YOUR INSTRUCTIONS> Everything in the data should be repeated exactly, save for the images.

-- Start of EXTRACTED INFORMATION --

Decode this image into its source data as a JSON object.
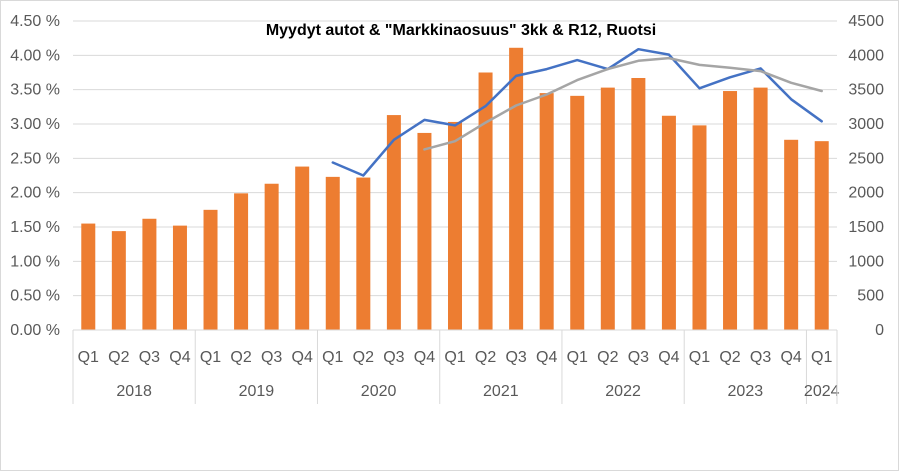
{
  "chart_data": {
    "type": "bar",
    "title": "Myydyt autot & \"Markkinaosuus\"  3kk & R12, Ruotsi",
    "categories": [
      "Q1",
      "Q2",
      "Q3",
      "Q4",
      "Q1",
      "Q2",
      "Q3",
      "Q4",
      "Q1",
      "Q2",
      "Q3",
      "Q4",
      "Q1",
      "Q2",
      "Q3",
      "Q4",
      "Q1",
      "Q2",
      "Q3",
      "Q4",
      "Q1",
      "Q2",
      "Q3",
      "Q4",
      "Q1"
    ],
    "years": [
      {
        "label": "2018",
        "quarters": 4
      },
      {
        "label": "2019",
        "quarters": 4
      },
      {
        "label": "2020",
        "quarters": 4
      },
      {
        "label": "2021",
        "quarters": 4
      },
      {
        "label": "2022",
        "quarters": 4
      },
      {
        "label": "2023",
        "quarters": 4
      },
      {
        "label": "2024",
        "quarters": 1
      }
    ],
    "y_left": {
      "ticks": [
        "0.00 %",
        "0.50 %",
        "1.00 %",
        "1.50 %",
        "2.00 %",
        "2.50 %",
        "3.00 %",
        "3.50 %",
        "4.00 %",
        "4.50 %"
      ],
      "ylim": [
        0,
        4.5
      ]
    },
    "y_right": {
      "ticks": [
        "0",
        "500",
        "1000",
        "1500",
        "2000",
        "2500",
        "3000",
        "3500",
        "4000",
        "4500"
      ],
      "ylim": [
        0,
        4500
      ]
    },
    "series": [
      {
        "kind": "bar",
        "axis": "right",
        "color": "#ED7D31",
        "values": [
          1550,
          1440,
          1620,
          1520,
          1750,
          1990,
          2130,
          2380,
          2230,
          2220,
          3130,
          2870,
          3030,
          3750,
          4110,
          3450,
          3410,
          3530,
          3670,
          3120,
          2980,
          3480,
          3530,
          2770,
          2750
        ]
      },
      {
        "kind": "line",
        "axis": "left",
        "color": "#4472C4",
        "values": [
          null,
          null,
          null,
          null,
          null,
          null,
          null,
          null,
          2.44,
          2.25,
          2.77,
          3.06,
          2.98,
          3.26,
          3.7,
          3.8,
          3.93,
          3.8,
          4.09,
          4.01,
          3.52,
          3.68,
          3.81,
          3.36,
          3.04
        ]
      },
      {
        "kind": "line",
        "axis": "left",
        "color": "#A5A5A5",
        "values": [
          null,
          null,
          null,
          null,
          null,
          null,
          null,
          null,
          null,
          null,
          null,
          2.63,
          2.75,
          3.02,
          3.27,
          3.43,
          3.64,
          3.8,
          3.92,
          3.96,
          3.86,
          3.82,
          3.77,
          3.6,
          3.48
        ]
      }
    ],
    "grid": true,
    "legend": "none"
  }
}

-- End of EXTRACTED INFORMATION --

REPLY TO THE EXERCISE>
Decode this image into its source data as a JSON object.
{
  "chart_data": {
    "type": "bar",
    "title": "Myydyt autot & \"Markkinaosuus\"  3kk & R12, Ruotsi",
    "categories": [
      "Q1",
      "Q2",
      "Q3",
      "Q4",
      "Q1",
      "Q2",
      "Q3",
      "Q4",
      "Q1",
      "Q2",
      "Q3",
      "Q4",
      "Q1",
      "Q2",
      "Q3",
      "Q4",
      "Q1",
      "Q2",
      "Q3",
      "Q4",
      "Q1",
      "Q2",
      "Q3",
      "Q4",
      "Q1"
    ],
    "years": [
      {
        "label": "2018",
        "quarters": 4
      },
      {
        "label": "2019",
        "quarters": 4
      },
      {
        "label": "2020",
        "quarters": 4
      },
      {
        "label": "2021",
        "quarters": 4
      },
      {
        "label": "2022",
        "quarters": 4
      },
      {
        "label": "2023",
        "quarters": 4
      },
      {
        "label": "2024",
        "quarters": 1
      }
    ],
    "y_left": {
      "ticks": [
        "0.00 %",
        "0.50 %",
        "1.00 %",
        "1.50 %",
        "2.00 %",
        "2.50 %",
        "3.00 %",
        "3.50 %",
        "4.00 %",
        "4.50 %"
      ],
      "ylim": [
        0,
        4.5
      ]
    },
    "y_right": {
      "ticks": [
        "0",
        "500",
        "1000",
        "1500",
        "2000",
        "2500",
        "3000",
        "3500",
        "4000",
        "4500"
      ],
      "ylim": [
        0,
        4500
      ]
    },
    "series": [
      {
        "kind": "bar",
        "axis": "right",
        "color": "#ED7D31",
        "values": [
          1550,
          1440,
          1620,
          1520,
          1750,
          1990,
          2130,
          2380,
          2230,
          2220,
          3130,
          2870,
          3030,
          3750,
          4110,
          3450,
          3410,
          3530,
          3670,
          3120,
          2980,
          3480,
          3530,
          2770,
          2750
        ]
      },
      {
        "kind": "line",
        "axis": "left",
        "color": "#4472C4",
        "values": [
          null,
          null,
          null,
          null,
          null,
          null,
          null,
          null,
          2.44,
          2.25,
          2.77,
          3.06,
          2.98,
          3.26,
          3.7,
          3.8,
          3.93,
          3.8,
          4.09,
          4.01,
          3.52,
          3.68,
          3.81,
          3.36,
          3.04
        ]
      },
      {
        "kind": "line",
        "axis": "left",
        "color": "#A5A5A5",
        "values": [
          null,
          null,
          null,
          null,
          null,
          null,
          null,
          null,
          null,
          null,
          null,
          2.63,
          2.75,
          3.02,
          3.27,
          3.43,
          3.64,
          3.8,
          3.92,
          3.96,
          3.86,
          3.82,
          3.77,
          3.6,
          3.48
        ]
      }
    ],
    "grid": true,
    "legend": "none"
  }
}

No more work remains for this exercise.